• _INSTRUCTIONS TO FOLLOW_:
Return, word for word, every line that follows.

• _Figure contents as structured data_:
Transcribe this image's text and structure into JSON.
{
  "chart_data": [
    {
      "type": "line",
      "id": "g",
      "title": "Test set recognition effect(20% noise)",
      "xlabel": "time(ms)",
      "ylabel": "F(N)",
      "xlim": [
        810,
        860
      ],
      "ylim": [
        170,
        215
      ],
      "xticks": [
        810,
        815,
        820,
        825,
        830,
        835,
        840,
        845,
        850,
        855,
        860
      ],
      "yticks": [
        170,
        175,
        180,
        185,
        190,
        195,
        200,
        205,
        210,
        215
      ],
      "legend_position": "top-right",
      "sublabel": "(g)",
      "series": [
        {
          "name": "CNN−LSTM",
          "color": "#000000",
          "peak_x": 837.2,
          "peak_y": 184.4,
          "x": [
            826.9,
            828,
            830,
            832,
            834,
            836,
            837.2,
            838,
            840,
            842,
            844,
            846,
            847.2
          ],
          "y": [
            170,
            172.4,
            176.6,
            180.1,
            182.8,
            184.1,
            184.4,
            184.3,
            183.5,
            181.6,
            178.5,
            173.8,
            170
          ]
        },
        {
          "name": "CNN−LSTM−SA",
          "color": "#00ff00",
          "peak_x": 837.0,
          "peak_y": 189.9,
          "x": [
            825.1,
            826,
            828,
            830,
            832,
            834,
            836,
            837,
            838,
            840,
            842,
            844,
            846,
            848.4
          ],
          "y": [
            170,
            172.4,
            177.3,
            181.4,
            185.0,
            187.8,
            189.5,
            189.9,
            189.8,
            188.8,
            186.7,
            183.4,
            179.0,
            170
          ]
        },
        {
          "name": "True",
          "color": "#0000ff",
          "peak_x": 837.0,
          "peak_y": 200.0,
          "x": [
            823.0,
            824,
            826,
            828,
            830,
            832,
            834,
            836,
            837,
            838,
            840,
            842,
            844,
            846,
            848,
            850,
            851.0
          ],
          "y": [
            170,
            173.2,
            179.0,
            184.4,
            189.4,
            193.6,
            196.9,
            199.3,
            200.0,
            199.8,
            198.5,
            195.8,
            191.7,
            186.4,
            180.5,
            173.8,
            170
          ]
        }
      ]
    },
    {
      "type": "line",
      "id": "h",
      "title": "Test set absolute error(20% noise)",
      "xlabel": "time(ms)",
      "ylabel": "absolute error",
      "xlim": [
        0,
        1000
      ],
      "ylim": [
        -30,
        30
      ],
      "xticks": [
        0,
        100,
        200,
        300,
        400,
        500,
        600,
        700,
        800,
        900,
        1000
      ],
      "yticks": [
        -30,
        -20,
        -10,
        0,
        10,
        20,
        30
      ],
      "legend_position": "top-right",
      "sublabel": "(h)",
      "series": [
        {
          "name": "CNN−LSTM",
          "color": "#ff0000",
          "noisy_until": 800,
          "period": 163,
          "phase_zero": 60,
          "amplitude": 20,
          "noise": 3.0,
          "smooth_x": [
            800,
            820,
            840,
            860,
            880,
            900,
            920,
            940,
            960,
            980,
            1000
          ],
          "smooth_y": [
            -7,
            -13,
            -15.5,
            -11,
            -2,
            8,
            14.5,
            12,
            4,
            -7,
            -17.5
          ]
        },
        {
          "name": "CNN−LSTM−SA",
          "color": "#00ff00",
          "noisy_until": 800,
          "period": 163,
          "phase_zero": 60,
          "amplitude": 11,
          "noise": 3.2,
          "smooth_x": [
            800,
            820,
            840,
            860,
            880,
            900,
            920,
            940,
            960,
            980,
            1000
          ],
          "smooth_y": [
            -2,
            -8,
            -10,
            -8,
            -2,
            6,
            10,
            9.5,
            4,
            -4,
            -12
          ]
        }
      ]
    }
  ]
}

• _EXERCISE RESULT_:
Transcribe this image's text and structure into JSON.
{
  "chart_data": [
    {
      "type": "line",
      "id": "g",
      "title": "Test set recognition effect(20% noise)",
      "xlabel": "time(ms)",
      "ylabel": "F(N)",
      "xlim": [
        810,
        860
      ],
      "ylim": [
        170,
        215
      ],
      "xticks": [
        810,
        815,
        820,
        825,
        830,
        835,
        840,
        845,
        850,
        855,
        860
      ],
      "yticks": [
        170,
        175,
        180,
        185,
        190,
        195,
        200,
        205,
        210,
        215
      ],
      "legend_position": "top-right",
      "sublabel": "(g)",
      "series": [
        {
          "name": "CNN−LSTM",
          "color": "#000000",
          "peak_x": 837.2,
          "peak_y": 184.4,
          "x": [
            826.9,
            828,
            830,
            832,
            834,
            836,
            837.2,
            838,
            840,
            842,
            844,
            846,
            847.2
          ],
          "y": [
            170,
            172.4,
            176.6,
            180.1,
            182.8,
            184.1,
            184.4,
            184.3,
            183.5,
            181.6,
            178.5,
            173.8,
            170
          ]
        },
        {
          "name": "CNN−LSTM−SA",
          "color": "#00ff00",
          "peak_x": 837.0,
          "peak_y": 189.9,
          "x": [
            825.1,
            826,
            828,
            830,
            832,
            834,
            836,
            837,
            838,
            840,
            842,
            844,
            846,
            848.4
          ],
          "y": [
            170,
            172.4,
            177.3,
            181.4,
            185.0,
            187.8,
            189.5,
            189.9,
            189.8,
            188.8,
            186.7,
            183.4,
            179.0,
            170
          ]
        },
        {
          "name": "True",
          "color": "#0000ff",
          "peak_x": 837.0,
          "peak_y": 200.0,
          "x": [
            823.0,
            824,
            826,
            828,
            830,
            832,
            834,
            836,
            837,
            838,
            840,
            842,
            844,
            846,
            848,
            850,
            851.0
          ],
          "y": [
            170,
            173.2,
            179.0,
            184.4,
            189.4,
            193.6,
            196.9,
            199.3,
            200.0,
            199.8,
            198.5,
            195.8,
            191.7,
            186.4,
            180.5,
            173.8,
            170
          ]
        }
      ]
    },
    {
      "type": "line",
      "id": "h",
      "title": "Test set absolute error(20% noise)",
      "xlabel": "time(ms)",
      "ylabel": "absolute error",
      "xlim": [
        0,
        1000
      ],
      "ylim": [
        -30,
        30
      ],
      "xticks": [
        0,
        100,
        200,
        300,
        400,
        500,
        600,
        700,
        800,
        900,
        1000
      ],
      "yticks": [
        -30,
        -20,
        -10,
        0,
        10,
        20,
        30
      ],
      "legend_position": "top-right",
      "sublabel": "(h)",
      "series": [
        {
          "name": "CNN−LSTM",
          "color": "#ff0000",
          "noisy_until": 800,
          "period": 163,
          "phase_zero": 60,
          "amplitude": 20,
          "noise": 3.0,
          "smooth_x": [
            800,
            820,
            840,
            860,
            880,
            900,
            920,
            940,
            960,
            980,
            1000
          ],
          "smooth_y": [
            -7,
            -13,
            -15.5,
            -11,
            -2,
            8,
            14.5,
            12,
            4,
            -7,
            -17.5
          ]
        },
        {
          "name": "CNN−LSTM−SA",
          "color": "#00ff00",
          "noisy_until": 800,
          "period": 163,
          "phase_zero": 60,
          "amplitude": 11,
          "noise": 3.2,
          "smooth_x": [
            800,
            820,
            840,
            860,
            880,
            900,
            920,
            940,
            960,
            980,
            1000
          ],
          "smooth_y": [
            -2,
            -8,
            -10,
            -8,
            -2,
            6,
            10,
            9.5,
            4,
            -4,
            -12
          ]
        }
      ]
    }
  ]
}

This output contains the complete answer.